**OBJECTIVE**
Copy, from the entries below, each line in which the string "panel" appears.

━━━━━━━━━━━━━━━━━━━━━━━━━━━━━━

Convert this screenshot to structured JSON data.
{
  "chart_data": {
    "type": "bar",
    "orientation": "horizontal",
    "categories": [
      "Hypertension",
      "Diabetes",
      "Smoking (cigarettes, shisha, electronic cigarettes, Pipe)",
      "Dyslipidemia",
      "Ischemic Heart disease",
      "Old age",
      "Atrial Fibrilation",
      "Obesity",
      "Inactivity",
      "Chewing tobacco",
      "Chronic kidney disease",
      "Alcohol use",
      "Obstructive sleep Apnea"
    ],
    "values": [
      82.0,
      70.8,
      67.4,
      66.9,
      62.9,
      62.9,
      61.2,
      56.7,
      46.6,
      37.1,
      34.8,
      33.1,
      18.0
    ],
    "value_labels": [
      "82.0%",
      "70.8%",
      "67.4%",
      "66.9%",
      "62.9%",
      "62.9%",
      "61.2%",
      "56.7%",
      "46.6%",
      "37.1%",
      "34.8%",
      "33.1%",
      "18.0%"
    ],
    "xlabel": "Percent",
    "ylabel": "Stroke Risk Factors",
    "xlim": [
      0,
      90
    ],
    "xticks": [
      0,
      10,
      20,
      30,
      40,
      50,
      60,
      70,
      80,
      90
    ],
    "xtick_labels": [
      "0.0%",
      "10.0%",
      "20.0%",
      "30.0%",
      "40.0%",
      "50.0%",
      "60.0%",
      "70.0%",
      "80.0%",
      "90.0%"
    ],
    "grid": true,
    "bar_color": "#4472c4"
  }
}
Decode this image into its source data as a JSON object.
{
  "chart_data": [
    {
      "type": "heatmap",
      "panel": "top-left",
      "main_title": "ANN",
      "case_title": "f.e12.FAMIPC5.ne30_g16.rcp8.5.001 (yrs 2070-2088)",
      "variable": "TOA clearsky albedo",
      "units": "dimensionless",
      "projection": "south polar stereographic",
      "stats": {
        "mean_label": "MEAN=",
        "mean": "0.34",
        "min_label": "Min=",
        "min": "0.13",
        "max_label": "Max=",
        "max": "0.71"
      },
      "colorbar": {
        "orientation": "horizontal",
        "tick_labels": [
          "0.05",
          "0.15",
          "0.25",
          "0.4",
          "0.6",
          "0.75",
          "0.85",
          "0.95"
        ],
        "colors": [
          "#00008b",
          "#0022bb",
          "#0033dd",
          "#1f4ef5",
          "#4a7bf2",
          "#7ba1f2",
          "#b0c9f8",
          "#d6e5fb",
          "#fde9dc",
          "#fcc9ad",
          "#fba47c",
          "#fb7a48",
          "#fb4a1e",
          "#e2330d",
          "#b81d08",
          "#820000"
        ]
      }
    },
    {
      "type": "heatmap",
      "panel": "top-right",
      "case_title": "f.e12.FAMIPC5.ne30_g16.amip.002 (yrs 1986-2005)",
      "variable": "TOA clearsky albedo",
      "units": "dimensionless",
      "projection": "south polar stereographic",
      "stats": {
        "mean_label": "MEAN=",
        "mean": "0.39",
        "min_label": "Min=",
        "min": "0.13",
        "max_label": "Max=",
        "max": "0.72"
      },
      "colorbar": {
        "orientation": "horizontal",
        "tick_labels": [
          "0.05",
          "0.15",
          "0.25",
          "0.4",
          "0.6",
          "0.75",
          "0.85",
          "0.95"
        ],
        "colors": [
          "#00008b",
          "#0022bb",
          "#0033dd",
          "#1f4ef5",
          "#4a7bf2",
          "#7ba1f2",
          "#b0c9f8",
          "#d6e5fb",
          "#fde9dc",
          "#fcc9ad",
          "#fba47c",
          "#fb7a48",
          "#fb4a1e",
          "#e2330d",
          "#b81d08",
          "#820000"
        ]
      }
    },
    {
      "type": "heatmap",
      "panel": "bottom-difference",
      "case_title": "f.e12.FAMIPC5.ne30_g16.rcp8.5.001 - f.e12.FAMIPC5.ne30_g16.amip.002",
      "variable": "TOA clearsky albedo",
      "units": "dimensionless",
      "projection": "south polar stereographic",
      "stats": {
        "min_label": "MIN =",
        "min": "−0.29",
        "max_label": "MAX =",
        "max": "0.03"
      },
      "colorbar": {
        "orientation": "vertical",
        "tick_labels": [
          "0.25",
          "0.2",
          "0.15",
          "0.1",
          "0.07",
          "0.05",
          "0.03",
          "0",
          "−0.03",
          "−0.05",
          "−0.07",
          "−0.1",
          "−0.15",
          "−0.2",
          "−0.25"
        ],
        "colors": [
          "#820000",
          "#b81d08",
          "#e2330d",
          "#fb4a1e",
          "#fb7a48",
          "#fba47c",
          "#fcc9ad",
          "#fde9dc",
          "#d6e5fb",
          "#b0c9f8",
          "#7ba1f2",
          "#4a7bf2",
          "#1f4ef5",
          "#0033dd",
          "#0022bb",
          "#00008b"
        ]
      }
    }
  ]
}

━━━━━━━━━━━━━━━━━━━━━━━━━━━━━━

**SOLUTION FOR THIS EXERCISE**
      "panel": "top-left",
      "panel": "top-right",
      "panel": "bottom-difference",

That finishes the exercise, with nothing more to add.